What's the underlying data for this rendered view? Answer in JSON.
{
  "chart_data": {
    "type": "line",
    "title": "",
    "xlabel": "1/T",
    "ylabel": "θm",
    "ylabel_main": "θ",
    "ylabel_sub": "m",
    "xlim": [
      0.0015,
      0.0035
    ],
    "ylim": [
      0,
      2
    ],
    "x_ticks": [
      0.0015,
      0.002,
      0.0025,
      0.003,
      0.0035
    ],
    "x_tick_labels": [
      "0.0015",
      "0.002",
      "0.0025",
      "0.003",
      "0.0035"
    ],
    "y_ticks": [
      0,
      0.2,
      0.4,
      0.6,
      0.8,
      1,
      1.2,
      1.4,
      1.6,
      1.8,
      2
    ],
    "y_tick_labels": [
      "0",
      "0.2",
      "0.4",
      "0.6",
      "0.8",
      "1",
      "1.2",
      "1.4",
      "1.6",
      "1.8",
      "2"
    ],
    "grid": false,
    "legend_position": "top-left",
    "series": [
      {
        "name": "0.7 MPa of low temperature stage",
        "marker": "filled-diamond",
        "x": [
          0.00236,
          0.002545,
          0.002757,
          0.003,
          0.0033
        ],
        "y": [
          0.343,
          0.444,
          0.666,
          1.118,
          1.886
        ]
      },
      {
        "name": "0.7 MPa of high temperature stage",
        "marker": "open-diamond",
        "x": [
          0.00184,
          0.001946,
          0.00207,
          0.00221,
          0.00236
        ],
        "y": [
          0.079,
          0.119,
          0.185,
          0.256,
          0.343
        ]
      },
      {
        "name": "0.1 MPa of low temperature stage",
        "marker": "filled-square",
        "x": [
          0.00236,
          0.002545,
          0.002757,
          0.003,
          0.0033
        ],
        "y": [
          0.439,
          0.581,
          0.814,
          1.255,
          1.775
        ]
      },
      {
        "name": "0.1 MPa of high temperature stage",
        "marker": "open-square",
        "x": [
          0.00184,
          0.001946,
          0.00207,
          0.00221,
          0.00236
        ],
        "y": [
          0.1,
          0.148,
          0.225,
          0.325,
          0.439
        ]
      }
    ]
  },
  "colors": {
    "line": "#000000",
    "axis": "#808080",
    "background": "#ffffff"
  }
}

--------------------

● **Exercise requirements**: Look for "stage" and pull out every line that has it.

● **Result of the exercise**:
        "name": "0.7 MPa of low temperature stage",
        "name": "0.7 MPa of high temperature stage",
        "name": "0.1 MPa of low temperature stage",
        "name": "0.1 MPa of high temperature stage",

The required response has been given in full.